== Data listing ==

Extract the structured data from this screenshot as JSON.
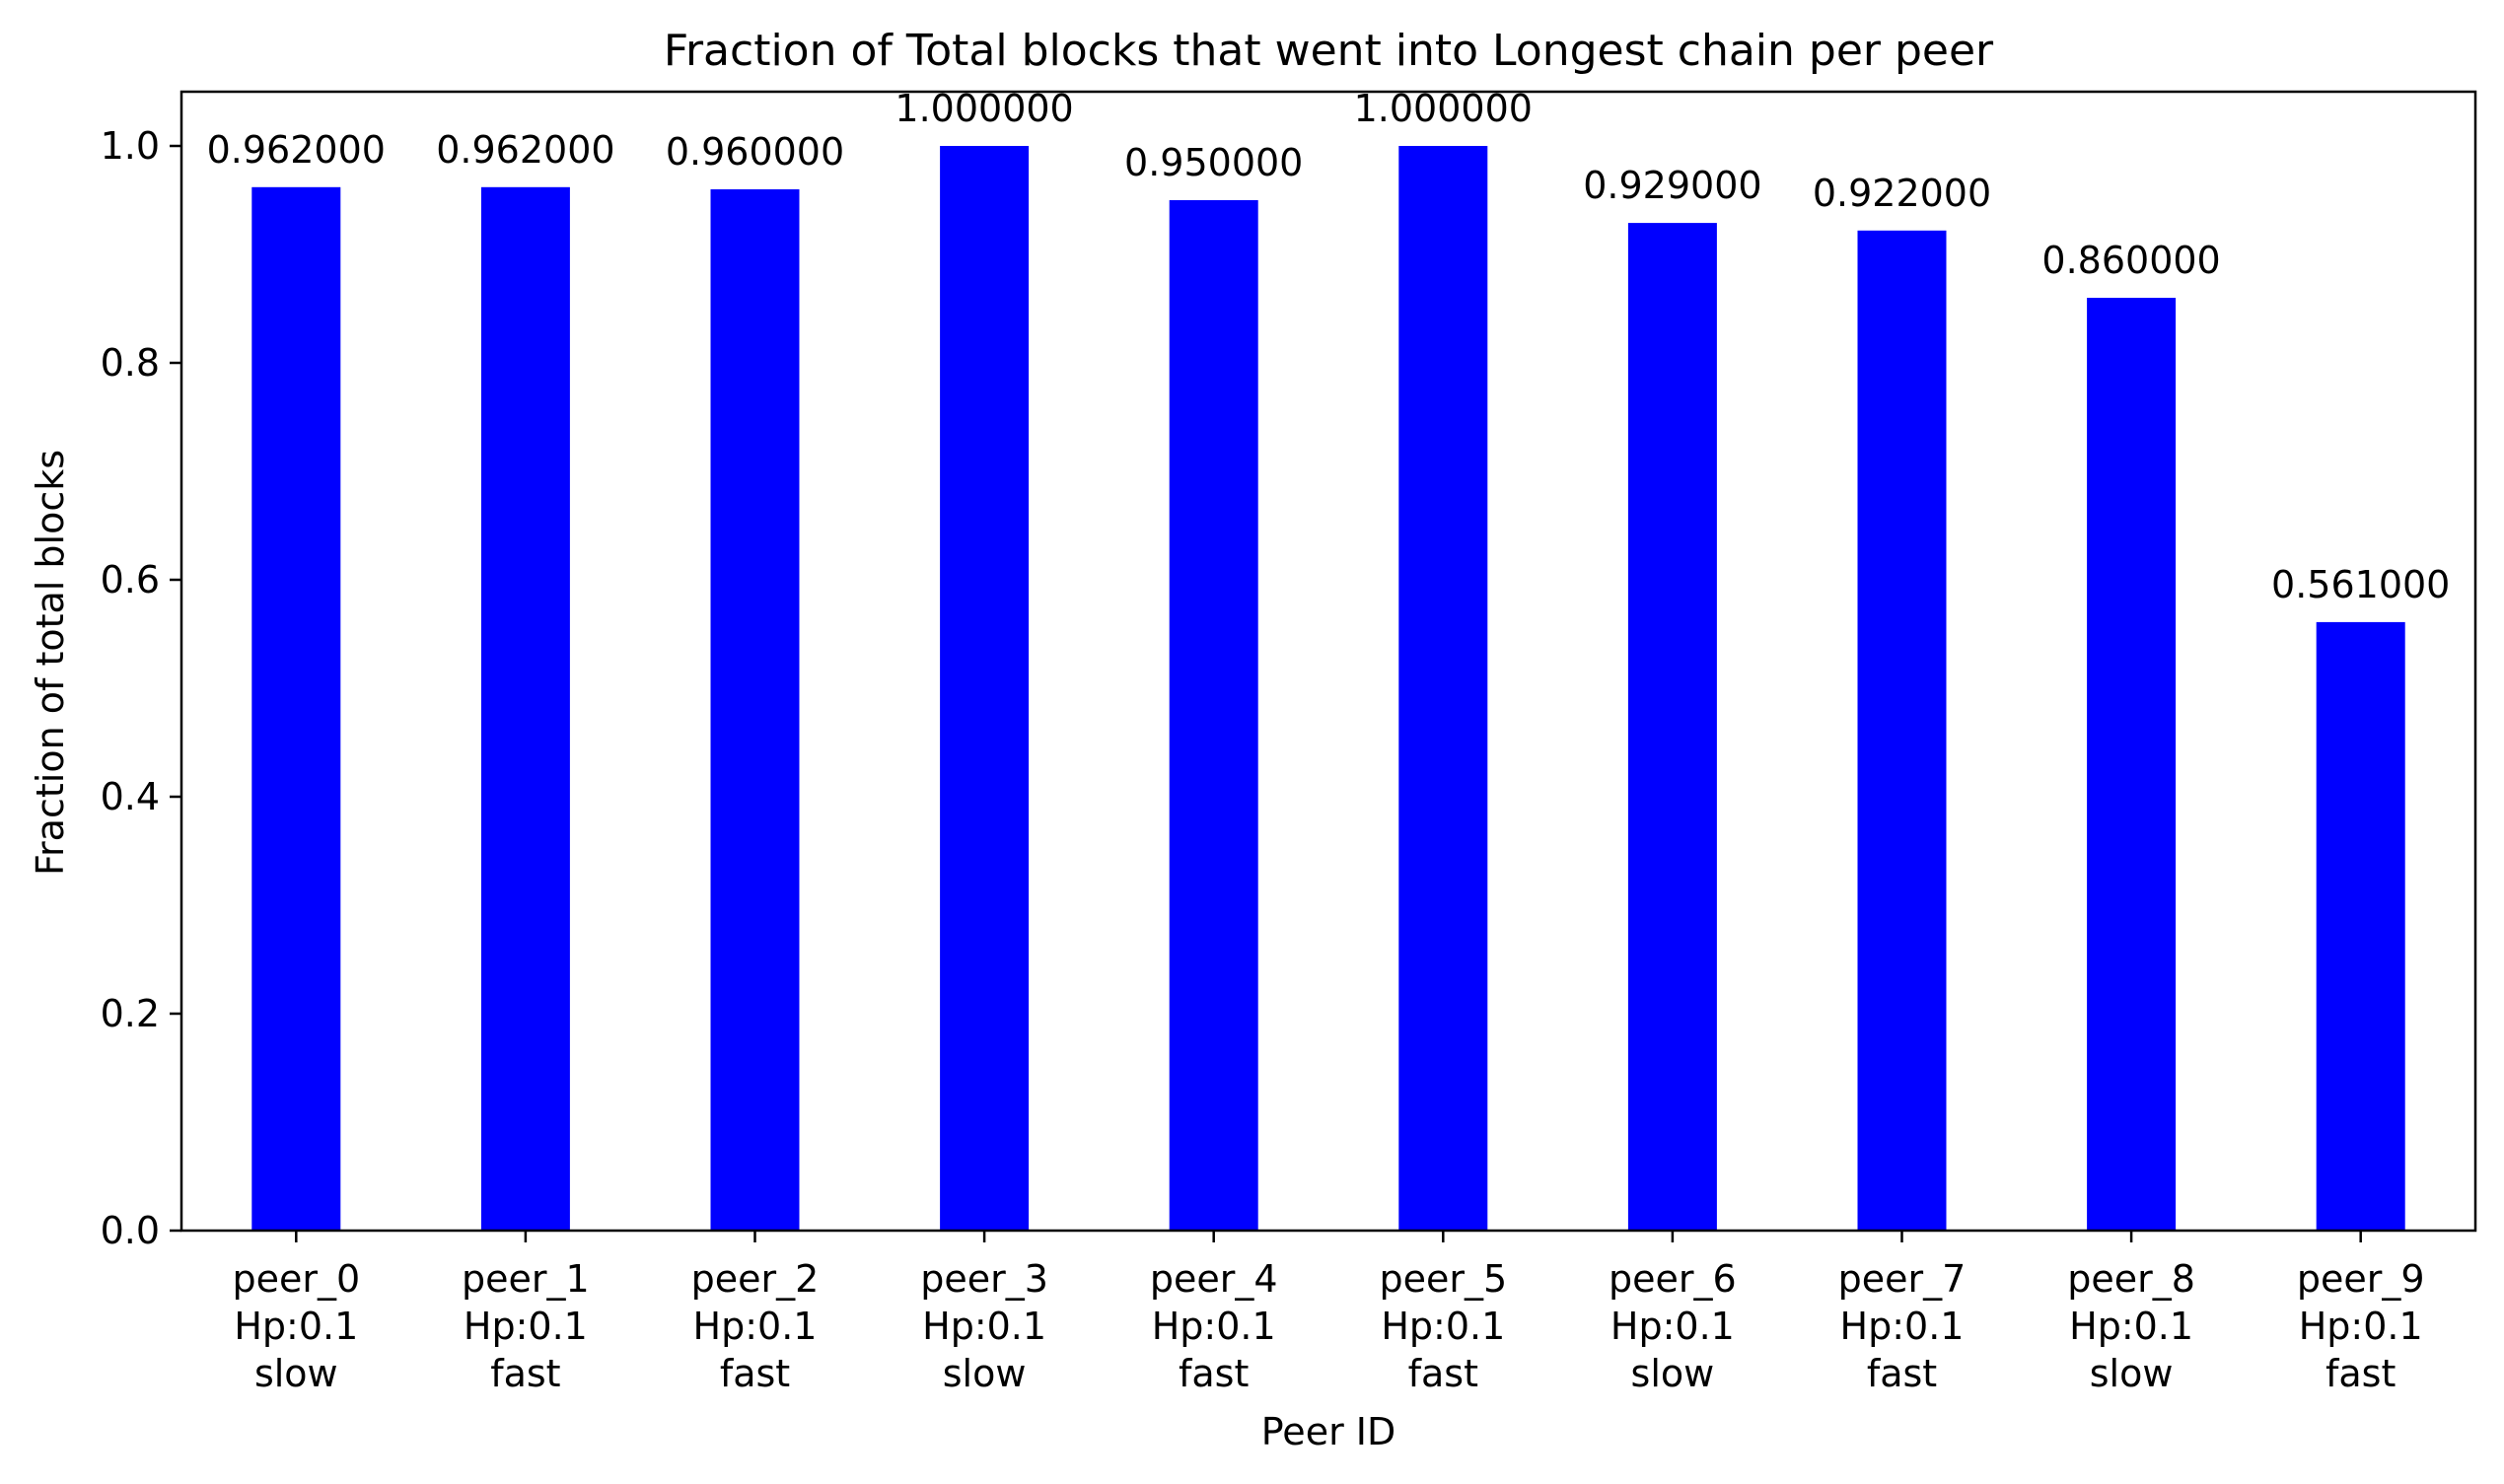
{
  "chart_data": {
    "type": "bar",
    "title": "Fraction of Total blocks that went into Longest chain per peer",
    "xlabel": "Peer ID",
    "ylabel": "Fraction of total blocks",
    "ylim": [
      0,
      1.05
    ],
    "yticks": [
      "0.0",
      "0.2",
      "0.4",
      "0.6",
      "0.8",
      "1.0"
    ],
    "bar_color": "#0000ff",
    "grid": false,
    "categories": [
      [
        "peer_0",
        "Hp:0.1",
        "slow"
      ],
      [
        "peer_1",
        "Hp:0.1",
        "fast"
      ],
      [
        "peer_2",
        "Hp:0.1",
        "fast"
      ],
      [
        "peer_3",
        "Hp:0.1",
        "slow"
      ],
      [
        "peer_4",
        "Hp:0.1",
        "fast"
      ],
      [
        "peer_5",
        "Hp:0.1",
        "fast"
      ],
      [
        "peer_6",
        "Hp:0.1",
        "slow"
      ],
      [
        "peer_7",
        "Hp:0.1",
        "fast"
      ],
      [
        "peer_8",
        "Hp:0.1",
        "slow"
      ],
      [
        "peer_9",
        "Hp:0.1",
        "fast"
      ]
    ],
    "values": [
      0.962,
      0.962,
      0.96,
      1.0,
      0.95,
      1.0,
      0.929,
      0.922,
      0.86,
      0.561
    ],
    "data_labels": [
      "0.962000",
      "0.962000",
      "0.960000",
      "1.000000",
      "0.950000",
      "1.000000",
      "0.929000",
      "0.922000",
      "0.860000",
      "0.561000"
    ]
  }
}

===

What is being asked =>
Do not copy the pictures, but repeat every line exactly.

Full solution =>
Extract the structured data from this screenshot as JSON.
{
  "chart_data": {
    "type": "bar",
    "title": "Fraction of Total blocks that went into Longest chain per peer",
    "xlabel": "Peer ID",
    "ylabel": "Fraction of total blocks",
    "ylim": [
      0,
      1.05
    ],
    "yticks": [
      "0.0",
      "0.2",
      "0.4",
      "0.6",
      "0.8",
      "1.0"
    ],
    "bar_color": "#0000ff",
    "grid": false,
    "categories": [
      [
        "peer_0",
        "Hp:0.1",
        "slow"
      ],
      [
        "peer_1",
        "Hp:0.1",
        "fast"
      ],
      [
        "peer_2",
        "Hp:0.1",
        "fast"
      ],
      [
        "peer_3",
        "Hp:0.1",
        "slow"
      ],
      [
        "peer_4",
        "Hp:0.1",
        "fast"
      ],
      [
        "peer_5",
        "Hp:0.1",
        "fast"
      ],
      [
        "peer_6",
        "Hp:0.1",
        "slow"
      ],
      [
        "peer_7",
        "Hp:0.1",
        "fast"
      ],
      [
        "peer_8",
        "Hp:0.1",
        "slow"
      ],
      [
        "peer_9",
        "Hp:0.1",
        "fast"
      ]
    ],
    "values": [
      0.962,
      0.962,
      0.96,
      1.0,
      0.95,
      1.0,
      0.929,
      0.922,
      0.86,
      0.561
    ],
    "data_labels": [
      "0.962000",
      "0.962000",
      "0.960000",
      "1.000000",
      "0.950000",
      "1.000000",
      "0.929000",
      "0.922000",
      "0.860000",
      "0.561000"
    ]
  }
}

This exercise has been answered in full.